(Stored data)

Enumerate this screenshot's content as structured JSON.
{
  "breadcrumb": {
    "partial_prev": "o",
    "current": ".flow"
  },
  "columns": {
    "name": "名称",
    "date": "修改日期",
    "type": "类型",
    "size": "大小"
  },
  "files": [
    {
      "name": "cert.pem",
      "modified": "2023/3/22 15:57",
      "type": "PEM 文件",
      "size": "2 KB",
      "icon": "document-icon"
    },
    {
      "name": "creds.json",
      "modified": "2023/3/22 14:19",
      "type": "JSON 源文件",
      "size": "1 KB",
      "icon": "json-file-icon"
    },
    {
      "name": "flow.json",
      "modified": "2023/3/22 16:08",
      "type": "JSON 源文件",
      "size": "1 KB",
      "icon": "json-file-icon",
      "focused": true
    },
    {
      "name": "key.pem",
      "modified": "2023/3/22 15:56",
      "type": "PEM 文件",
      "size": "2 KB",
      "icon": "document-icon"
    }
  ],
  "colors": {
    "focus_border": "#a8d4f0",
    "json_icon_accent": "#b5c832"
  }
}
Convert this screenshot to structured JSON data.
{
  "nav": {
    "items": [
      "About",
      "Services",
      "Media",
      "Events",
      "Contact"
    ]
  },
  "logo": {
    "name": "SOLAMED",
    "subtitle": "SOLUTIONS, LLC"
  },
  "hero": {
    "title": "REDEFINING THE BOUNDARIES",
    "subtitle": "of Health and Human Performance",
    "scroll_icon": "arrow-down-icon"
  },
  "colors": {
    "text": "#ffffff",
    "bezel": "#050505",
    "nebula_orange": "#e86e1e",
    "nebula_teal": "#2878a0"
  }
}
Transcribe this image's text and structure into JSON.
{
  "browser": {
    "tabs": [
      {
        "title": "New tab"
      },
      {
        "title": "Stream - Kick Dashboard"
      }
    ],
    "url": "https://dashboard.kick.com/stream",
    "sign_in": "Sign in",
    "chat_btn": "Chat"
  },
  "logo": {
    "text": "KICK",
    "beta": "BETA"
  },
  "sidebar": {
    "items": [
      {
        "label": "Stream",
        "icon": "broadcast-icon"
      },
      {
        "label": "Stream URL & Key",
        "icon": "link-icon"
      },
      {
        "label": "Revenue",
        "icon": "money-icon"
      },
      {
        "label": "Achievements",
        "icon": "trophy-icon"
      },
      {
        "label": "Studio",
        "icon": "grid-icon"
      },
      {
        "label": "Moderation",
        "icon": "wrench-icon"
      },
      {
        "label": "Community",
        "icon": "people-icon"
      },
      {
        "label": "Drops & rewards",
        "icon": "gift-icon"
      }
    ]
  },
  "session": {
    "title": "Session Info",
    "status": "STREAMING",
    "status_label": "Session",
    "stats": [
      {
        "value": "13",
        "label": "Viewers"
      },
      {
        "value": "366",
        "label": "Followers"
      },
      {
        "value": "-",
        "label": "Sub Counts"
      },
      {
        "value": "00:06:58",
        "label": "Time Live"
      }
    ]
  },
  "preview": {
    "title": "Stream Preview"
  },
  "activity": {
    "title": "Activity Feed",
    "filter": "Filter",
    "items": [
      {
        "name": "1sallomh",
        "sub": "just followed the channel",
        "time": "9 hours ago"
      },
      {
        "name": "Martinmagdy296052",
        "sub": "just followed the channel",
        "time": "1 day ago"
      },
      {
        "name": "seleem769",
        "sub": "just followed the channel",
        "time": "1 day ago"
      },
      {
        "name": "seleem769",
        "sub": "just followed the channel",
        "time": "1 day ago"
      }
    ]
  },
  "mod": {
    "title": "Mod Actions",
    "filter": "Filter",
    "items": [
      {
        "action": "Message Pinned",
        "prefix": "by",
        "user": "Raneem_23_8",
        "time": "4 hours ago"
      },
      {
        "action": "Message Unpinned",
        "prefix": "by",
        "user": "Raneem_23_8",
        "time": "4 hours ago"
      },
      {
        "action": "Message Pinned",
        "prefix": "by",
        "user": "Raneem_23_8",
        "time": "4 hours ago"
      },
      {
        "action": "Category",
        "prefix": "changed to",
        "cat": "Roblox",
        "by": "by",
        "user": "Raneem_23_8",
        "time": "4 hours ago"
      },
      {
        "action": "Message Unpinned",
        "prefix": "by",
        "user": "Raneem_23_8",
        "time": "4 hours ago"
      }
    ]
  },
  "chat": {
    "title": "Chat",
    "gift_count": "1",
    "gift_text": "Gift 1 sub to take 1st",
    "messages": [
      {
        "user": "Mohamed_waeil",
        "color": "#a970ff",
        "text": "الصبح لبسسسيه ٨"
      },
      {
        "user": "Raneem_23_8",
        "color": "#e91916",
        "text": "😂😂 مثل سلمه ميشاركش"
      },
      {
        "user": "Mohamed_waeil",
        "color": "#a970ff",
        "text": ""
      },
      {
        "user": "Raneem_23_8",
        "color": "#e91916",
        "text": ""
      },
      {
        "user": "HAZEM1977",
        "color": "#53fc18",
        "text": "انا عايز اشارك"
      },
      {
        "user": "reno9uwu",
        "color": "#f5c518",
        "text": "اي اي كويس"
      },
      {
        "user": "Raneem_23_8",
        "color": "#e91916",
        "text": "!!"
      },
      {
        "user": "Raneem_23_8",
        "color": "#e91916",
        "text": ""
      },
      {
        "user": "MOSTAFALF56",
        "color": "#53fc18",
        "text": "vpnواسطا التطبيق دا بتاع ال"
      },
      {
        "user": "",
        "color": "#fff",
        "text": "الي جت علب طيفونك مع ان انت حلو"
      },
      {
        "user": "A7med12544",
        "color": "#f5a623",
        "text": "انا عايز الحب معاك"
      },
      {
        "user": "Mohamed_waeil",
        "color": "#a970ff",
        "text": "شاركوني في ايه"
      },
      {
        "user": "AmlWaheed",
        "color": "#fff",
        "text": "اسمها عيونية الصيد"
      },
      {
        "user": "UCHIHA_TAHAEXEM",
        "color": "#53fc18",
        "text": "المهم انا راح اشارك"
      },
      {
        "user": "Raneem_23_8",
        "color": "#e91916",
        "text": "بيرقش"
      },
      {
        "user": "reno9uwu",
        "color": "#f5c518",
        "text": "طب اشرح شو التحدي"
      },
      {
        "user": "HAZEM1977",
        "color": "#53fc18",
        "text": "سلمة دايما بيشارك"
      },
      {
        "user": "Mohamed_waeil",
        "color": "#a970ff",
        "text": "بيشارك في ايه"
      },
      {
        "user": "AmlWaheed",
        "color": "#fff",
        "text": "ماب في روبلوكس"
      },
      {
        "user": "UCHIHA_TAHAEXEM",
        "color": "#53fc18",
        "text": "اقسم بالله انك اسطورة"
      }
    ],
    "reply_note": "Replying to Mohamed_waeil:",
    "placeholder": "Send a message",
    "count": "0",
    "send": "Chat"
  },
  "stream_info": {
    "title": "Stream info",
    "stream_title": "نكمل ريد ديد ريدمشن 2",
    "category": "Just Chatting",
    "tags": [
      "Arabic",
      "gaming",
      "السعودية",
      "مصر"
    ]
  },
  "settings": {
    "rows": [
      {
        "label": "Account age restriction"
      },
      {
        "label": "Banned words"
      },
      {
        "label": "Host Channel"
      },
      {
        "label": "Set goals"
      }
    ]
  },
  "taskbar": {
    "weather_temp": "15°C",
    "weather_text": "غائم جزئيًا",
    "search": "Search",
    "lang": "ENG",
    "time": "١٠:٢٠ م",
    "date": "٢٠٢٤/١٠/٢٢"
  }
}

Written exercise: Type out the entries again, word for word.

Reply:
Enumerate this screenshot's content as structured JSON.
{
  "breadcrumb": {
    "partial_prev": "o",
    "current": ".flow"
  },
  "columns": {
    "name": "名称",
    "date": "修改日期",
    "type": "类型",
    "size": "大小"
  },
  "files": [
    {
      "name": "cert.pem",
      "modified": "2023/3/22 15:57",
      "type": "PEM 文件",
      "size": "2 KB",
      "icon": "document-icon"
    },
    {
      "name": "creds.json",
      "modified": "2023/3/22 14:19",
      "type": "JSON 源文件",
      "size": "1 KB",
      "icon": "json-file-icon"
    },
    {
      "name": "flow.json",
      "modified": "2023/3/22 16:08",
      "type": "JSON 源文件",
      "size": "1 KB",
      "icon": "json-file-icon",
      "focused": true
    },
    {
      "name": "key.pem",
      "modified": "2023/3/22 15:56",
      "type": "PEM 文件",
      "size": "2 KB",
      "icon": "document-icon"
    }
  ],
  "colors": {
    "focus_border": "#a8d4f0",
    "json_icon_accent": "#b5c832"
  }
}
Convert this screenshot to structured JSON data.
{
  "nav": {
    "items": [
      "About",
      "Services",
      "Media",
      "Events",
      "Contact"
    ]
  },
  "logo": {
    "name": "SOLAMED",
    "subtitle": "SOLUTIONS, LLC"
  },
  "hero": {
    "title": "REDEFINING THE BOUNDARIES",
    "subtitle": "of Health and Human Performance",
    "scroll_icon": "arrow-down-icon"
  },
  "colors": {
    "text": "#ffffff",
    "bezel": "#050505",
    "nebula_orange": "#e86e1e",
    "nebula_teal": "#2878a0"
  }
}
Transcribe this image's text and structure into JSON.
{
  "browser": {
    "tabs": [
      {
        "title": "New tab"
      },
      {
        "title": "Stream - Kick Dashboard"
      }
    ],
    "url": "https://dashboard.kick.com/stream",
    "sign_in": "Sign in",
    "chat_btn": "Chat"
  },
  "logo": {
    "text": "KICK",
    "beta": "BETA"
  },
  "sidebar": {
    "items": [
      {
        "label": "Stream",
        "icon": "broadcast-icon"
      },
      {
        "label": "Stream URL & Key",
        "icon": "link-icon"
      },
      {
        "label": "Revenue",
        "icon": "money-icon"
      },
      {
        "label": "Achievements",
        "icon": "trophy-icon"
      },
      {
        "label": "Studio",
        "icon": "grid-icon"
      },
      {
        "label": "Moderation",
        "icon": "wrench-icon"
      },
      {
        "label": "Community",
        "icon": "people-icon"
      },
      {
        "label": "Drops & rewards",
        "icon": "gift-icon"
      }
    ]
  },
  "session": {
    "title": "Session Info",
    "status": "STREAMING",
    "status_label": "Session",
    "stats": [
      {
        "value": "13",
        "label": "Viewers"
      },
      {
        "value": "366",
        "label": "Followers"
      },
      {
        "value": "-",
        "label": "Sub Counts"
      },
      {
        "value": "00:06:58",
        "label": "Time Live"
      }
    ]
  },
  "preview": {
    "title": "Stream Preview"
  },
  "activity": {
    "title": "Activity Feed",
    "filter": "Filter",
    "items": [
      {
        "name": "1sallomh",
        "sub": "just followed the channel",
        "time": "9 hours ago"
      },
      {
        "name": "Martinmagdy296052",
        "sub": "just followed the channel",
        "time": "1 day ago"
      },
      {
        "name": "seleem769",
        "sub": "just followed the channel",
        "time": "1 day ago"
      },
      {
        "name": "seleem769",
        "sub": "just followed the channel",
        "time": "1 day ago"
      }
    ]
  },
  "mod": {
    "title": "Mod Actions",
    "filter": "Filter",
    "items": [
      {
        "action": "Message Pinned",
        "prefix": "by",
        "user": "Raneem_23_8",
        "time": "4 hours ago"
      },
      {
        "action": "Message Unpinned",
        "prefix": "by",
        "user": "Raneem_23_8",
        "time": "4 hours ago"
      },
      {
        "action": "Message Pinned",
        "prefix": "by",
        "user": "Raneem_23_8",
        "time": "4 hours ago"
      },
      {
        "action": "Category",
        "prefix": "changed to",
        "cat": "Roblox",
        "by": "by",
        "user": "Raneem_23_8",
        "time": "4 hours ago"
      },
      {
        "action": "Message Unpinned",
        "prefix": "by",
        "user": "Raneem_23_8",
        "time": "4 hours ago"
      }
    ]
  },
  "chat": {
    "title": "Chat",
    "gift_count": "1",
    "gift_text": "Gift 1 sub to take 1st",
    "messages": [
      {
        "user": "Mohamed_waeil",
        "color": "#a970ff",
        "text": "الصبح لبسسسيه ٨"
      },
      {
        "user": "Raneem_23_8",
        "color": "#e91916",
        "text": "😂😂 مثل سلمه ميشاركش"
      },
      {
        "user": "Mohamed_waeil",
        "color": "#a970ff",
        "text": ""
      },
      {
        "user": "Raneem_23_8",
        "color": "#e91916",
        "text": ""
      },
      {
        "user": "HAZEM1977",
        "color": "#53fc18",
        "text": "انا عايز اشارك"
      },
      {
        "user": "reno9uwu",
        "color": "#f5c518",
        "text": "اي اي كويس"
      },
      {
        "user": "Raneem_23_8",
        "color": "#e91916",
        "text": "!!"
      },
      {
        "user": "Raneem_23_8",
        "color": "#e91916",
        "text": ""
      },
      {
        "user": "MOSTAFALF56",
        "color": "#53fc18",
        "text": "vpnواسطا التطبيق دا بتاع ال"
      },
      {
        "user": "",
        "color": "#fff",
        "text": "الي جت علب طيفونك مع ان انت حلو"
      },
      {
        "user": "A7med12544",
        "color": "#f5a623",
        "text": "انا عايز الحب معاك"
      },
      {
        "user": "Mohamed_waeil",
        "color": "#a970ff",
        "text": "شاركوني في ايه"
      },
      {
        "user": "AmlWaheed",
        "color": "#fff",
        "text": "اسمها عيونية الصيد"
      },
      {
        "user": "UCHIHA_TAHAEXEM",
        "color": "#53fc18",
        "text": "المهم انا راح اشارك"
      },
      {
        "user": "Raneem_23_8",
        "color": "#e91916",
        "text": "بيرقش"
      },
      {
        "user": "reno9uwu",
        "color": "#f5c518",
        "text": "طب اشرح شو التحدي"
      },
      {
        "user": "HAZEM1977",
        "color": "#53fc18",
        "text": "سلمة دايما بيشارك"
      },
      {
        "user": "Mohamed_waeil",
        "color": "#a970ff",
        "text": "بيشارك في ايه"
      },
      {
        "user": "AmlWaheed",
        "color": "#fff",
        "text": "ماب في روبلوكس"
      },
      {
        "user": "UCHIHA_TAHAEXEM",
        "color": "#53fc18",
        "text": "اقسم بالله انك اسطورة"
      }
    ],
    "reply_note": "Replying to Mohamed_waeil:",
    "placeholder": "Send a message",
    "count": "0",
    "send": "Chat"
  },
  "stream_info": {
    "title": "Stream info",
    "stream_title": "نكمل ريد ديد ريدمشن 2",
    "category": "Just Chatting",
    "tags": [
      "Arabic",
      "gaming",
      "السعودية",
      "مصر"
    ]
  },
  "settings": {
    "rows": [
      {
        "label": "Account age restriction"
      },
      {
        "label": "Banned words"
      },
      {
        "label": "Host Channel"
      },
      {
        "label": "Set goals"
      }
    ]
  },
  "taskbar": {
    "weather_temp": "15°C",
    "weather_text": "غائم جزئيًا",
    "search": "Search",
    "lang": "ENG",
    "time": "١٠:٢٠ م",
    "date": "٢٠٢٤/١٠/٢٢"
  }
}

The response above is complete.